# SET PROBLEM
Copy each line of the listing below exactly.

(Dataset entries)
---
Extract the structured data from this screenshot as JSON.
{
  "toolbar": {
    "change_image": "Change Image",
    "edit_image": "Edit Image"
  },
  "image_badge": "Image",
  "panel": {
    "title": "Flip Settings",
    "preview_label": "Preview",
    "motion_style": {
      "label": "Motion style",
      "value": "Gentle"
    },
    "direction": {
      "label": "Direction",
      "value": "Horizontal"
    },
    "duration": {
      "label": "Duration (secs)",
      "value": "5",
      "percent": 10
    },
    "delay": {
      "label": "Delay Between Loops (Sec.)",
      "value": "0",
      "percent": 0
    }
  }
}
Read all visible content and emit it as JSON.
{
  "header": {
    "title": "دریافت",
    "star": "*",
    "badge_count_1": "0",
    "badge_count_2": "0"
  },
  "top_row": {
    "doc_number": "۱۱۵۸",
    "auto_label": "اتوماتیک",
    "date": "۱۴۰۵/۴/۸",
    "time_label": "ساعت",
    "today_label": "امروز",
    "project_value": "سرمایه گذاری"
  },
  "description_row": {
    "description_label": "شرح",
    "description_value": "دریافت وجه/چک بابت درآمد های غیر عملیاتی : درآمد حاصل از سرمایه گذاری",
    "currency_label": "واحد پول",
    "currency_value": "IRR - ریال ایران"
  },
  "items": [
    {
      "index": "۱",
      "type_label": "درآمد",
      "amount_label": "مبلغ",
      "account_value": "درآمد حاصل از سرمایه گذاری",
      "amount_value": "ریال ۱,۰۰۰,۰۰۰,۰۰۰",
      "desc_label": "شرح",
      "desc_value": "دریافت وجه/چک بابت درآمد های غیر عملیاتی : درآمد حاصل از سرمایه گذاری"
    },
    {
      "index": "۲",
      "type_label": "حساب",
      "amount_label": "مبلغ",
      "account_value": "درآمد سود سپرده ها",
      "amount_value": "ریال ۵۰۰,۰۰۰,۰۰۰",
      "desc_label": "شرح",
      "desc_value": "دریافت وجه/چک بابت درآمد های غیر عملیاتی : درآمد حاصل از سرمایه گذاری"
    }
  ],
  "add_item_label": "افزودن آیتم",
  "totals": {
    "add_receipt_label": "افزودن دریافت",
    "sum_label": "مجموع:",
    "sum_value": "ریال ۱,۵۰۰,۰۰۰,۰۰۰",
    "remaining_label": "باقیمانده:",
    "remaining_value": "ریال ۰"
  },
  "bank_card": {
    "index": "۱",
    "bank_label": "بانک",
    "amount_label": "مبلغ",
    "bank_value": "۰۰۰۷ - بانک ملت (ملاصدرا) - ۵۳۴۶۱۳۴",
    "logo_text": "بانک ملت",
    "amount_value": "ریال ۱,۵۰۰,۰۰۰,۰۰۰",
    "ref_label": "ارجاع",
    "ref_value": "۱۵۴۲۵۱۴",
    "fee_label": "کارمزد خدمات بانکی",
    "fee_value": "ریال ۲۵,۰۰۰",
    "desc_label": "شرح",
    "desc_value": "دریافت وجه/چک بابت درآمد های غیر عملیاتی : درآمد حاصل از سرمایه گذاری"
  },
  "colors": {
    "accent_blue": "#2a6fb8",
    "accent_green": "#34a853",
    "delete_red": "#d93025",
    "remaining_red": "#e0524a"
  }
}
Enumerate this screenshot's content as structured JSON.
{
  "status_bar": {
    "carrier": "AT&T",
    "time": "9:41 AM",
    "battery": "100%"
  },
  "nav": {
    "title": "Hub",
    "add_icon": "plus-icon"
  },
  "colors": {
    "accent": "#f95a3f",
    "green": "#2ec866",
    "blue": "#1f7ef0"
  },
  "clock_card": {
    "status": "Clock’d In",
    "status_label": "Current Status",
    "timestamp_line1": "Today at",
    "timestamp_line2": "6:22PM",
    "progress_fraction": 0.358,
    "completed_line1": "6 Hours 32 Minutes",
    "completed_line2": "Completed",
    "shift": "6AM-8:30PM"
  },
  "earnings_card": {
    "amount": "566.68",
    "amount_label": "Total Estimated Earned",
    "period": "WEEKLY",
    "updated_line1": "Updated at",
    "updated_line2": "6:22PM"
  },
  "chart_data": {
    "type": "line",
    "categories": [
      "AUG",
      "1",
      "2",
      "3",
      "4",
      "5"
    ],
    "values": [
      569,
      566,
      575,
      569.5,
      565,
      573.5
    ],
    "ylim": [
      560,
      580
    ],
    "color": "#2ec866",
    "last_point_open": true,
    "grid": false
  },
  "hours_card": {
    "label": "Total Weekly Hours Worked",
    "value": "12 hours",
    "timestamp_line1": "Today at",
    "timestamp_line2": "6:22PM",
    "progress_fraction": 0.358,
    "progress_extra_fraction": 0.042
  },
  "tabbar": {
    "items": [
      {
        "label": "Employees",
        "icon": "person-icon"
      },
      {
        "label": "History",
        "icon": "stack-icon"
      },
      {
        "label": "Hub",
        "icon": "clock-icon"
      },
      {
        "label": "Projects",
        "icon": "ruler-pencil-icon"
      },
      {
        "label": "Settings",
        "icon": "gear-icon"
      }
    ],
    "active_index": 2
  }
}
---
# TASK ANSWER
Extract the structured data from this screenshot as JSON.
{
  "toolbar": {
    "change_image": "Change Image",
    "edit_image": "Edit Image"
  },
  "image_badge": "Image",
  "panel": {
    "title": "Flip Settings",
    "preview_label": "Preview",
    "motion_style": {
      "label": "Motion style",
      "value": "Gentle"
    },
    "direction": {
      "label": "Direction",
      "value": "Horizontal"
    },
    "duration": {
      "label": "Duration (secs)",
      "value": "5",
      "percent": 10
    },
    "delay": {
      "label": "Delay Between Loops (Sec.)",
      "value": "0",
      "percent": 0
    }
  }
}
Read all visible content and emit it as JSON.
{
  "header": {
    "title": "دریافت",
    "star": "*",
    "badge_count_1": "0",
    "badge_count_2": "0"
  },
  "top_row": {
    "doc_number": "۱۱۵۸",
    "auto_label": "اتوماتیک",
    "date": "۱۴۰۵/۴/۸",
    "time_label": "ساعت",
    "today_label": "امروز",
    "project_value": "سرمایه گذاری"
  },
  "description_row": {
    "description_label": "شرح",
    "description_value": "دریافت وجه/چک بابت درآمد های غیر عملیاتی : درآمد حاصل از سرمایه گذاری",
    "currency_label": "واحد پول",
    "currency_value": "IRR - ریال ایران"
  },
  "items": [
    {
      "index": "۱",
      "type_label": "درآمد",
      "amount_label": "مبلغ",
      "account_value": "درآمد حاصل از سرمایه گذاری",
      "amount_value": "ریال ۱,۰۰۰,۰۰۰,۰۰۰",
      "desc_label": "شرح",
      "desc_value": "دریافت وجه/چک بابت درآمد های غیر عملیاتی : درآمد حاصل از سرمایه گذاری"
    },
    {
      "index": "۲",
      "type_label": "حساب",
      "amount_label": "مبلغ",
      "account_value": "درآمد سود سپرده ها",
      "amount_value": "ریال ۵۰۰,۰۰۰,۰۰۰",
      "desc_label": "شرح",
      "desc_value": "دریافت وجه/چک بابت درآمد های غیر عملیاتی : درآمد حاصل از سرمایه گذاری"
    }
  ],
  "add_item_label": "افزودن آیتم",
  "totals": {
    "add_receipt_label": "افزودن دریافت",
    "sum_label": "مجموع:",
    "sum_value": "ریال ۱,۵۰۰,۰۰۰,۰۰۰",
    "remaining_label": "باقیمانده:",
    "remaining_value": "ریال ۰"
  },
  "bank_card": {
    "index": "۱",
    "bank_label": "بانک",
    "amount_label": "مبلغ",
    "bank_value": "۰۰۰۷ - بانک ملت (ملاصدرا) - ۵۳۴۶۱۳۴",
    "logo_text": "بانک ملت",
    "amount_value": "ریال ۱,۵۰۰,۰۰۰,۰۰۰",
    "ref_label": "ارجاع",
    "ref_value": "۱۵۴۲۵۱۴",
    "fee_label": "کارمزد خدمات بانکی",
    "fee_value": "ریال ۲۵,۰۰۰",
    "desc_label": "شرح",
    "desc_value": "دریافت وجه/چک بابت درآمد های غیر عملیاتی : درآمد حاصل از سرمایه گذاری"
  },
  "colors": {
    "accent_blue": "#2a6fb8",
    "accent_green": "#34a853",
    "delete_red": "#d93025",
    "remaining_red": "#e0524a"
  }
}
Enumerate this screenshot's content as structured JSON.
{
  "status_bar": {
    "carrier": "AT&T",
    "time": "9:41 AM",
    "battery": "100%"
  },
  "nav": {
    "title": "Hub",
    "add_icon": "plus-icon"
  },
  "colors": {
    "accent": "#f95a3f",
    "green": "#2ec866",
    "blue": "#1f7ef0"
  },
  "clock_card": {
    "status": "Clock’d In",
    "status_label": "Current Status",
    "timestamp_line1": "Today at",
    "timestamp_line2": "6:22PM",
    "progress_fraction": 0.358,
    "completed_line1": "6 Hours 32 Minutes",
    "completed_line2": "Completed",
    "shift": "6AM-8:30PM"
  },
  "earnings_card": {
    "amount": "566.68",
    "amount_label": "Total Estimated Earned",
    "period": "WEEKLY",
    "updated_line1": "Updated at",
    "updated_line2": "6:22PM"
  },
  "chart_data": {
    "type": "line",
    "categories": [
      "AUG",
      "1",
      "2",
      "3",
      "4",
      "5"
    ],
    "values": [
      569,
      566,
      575,
      569.5,
      565,
      573.5
    ],
    "ylim": [
      560,
      580
    ],
    "color": "#2ec866",
    "last_point_open": true,
    "grid": false
  },
  "hours_card": {
    "label": "Total Weekly Hours Worked",
    "value": "12 hours",
    "timestamp_line1": "Today at",
    "timestamp_line2": "6:22PM",
    "progress_fraction": 0.358,
    "progress_extra_fraction": 0.042
  },
  "tabbar": {
    "items": [
      {
        "label": "Employees",
        "icon": "person-icon"
      },
      {
        "label": "History",
        "icon": "stack-icon"
      },
      {
        "label": "Hub",
        "icon": "clock-icon"
      },
      {
        "label": "Projects",
        "icon": "ruler-pencil-icon"
      },
      {
        "label": "Settings",
        "icon": "gear-icon"
      }
    ],
    "active_index": 2
  }
}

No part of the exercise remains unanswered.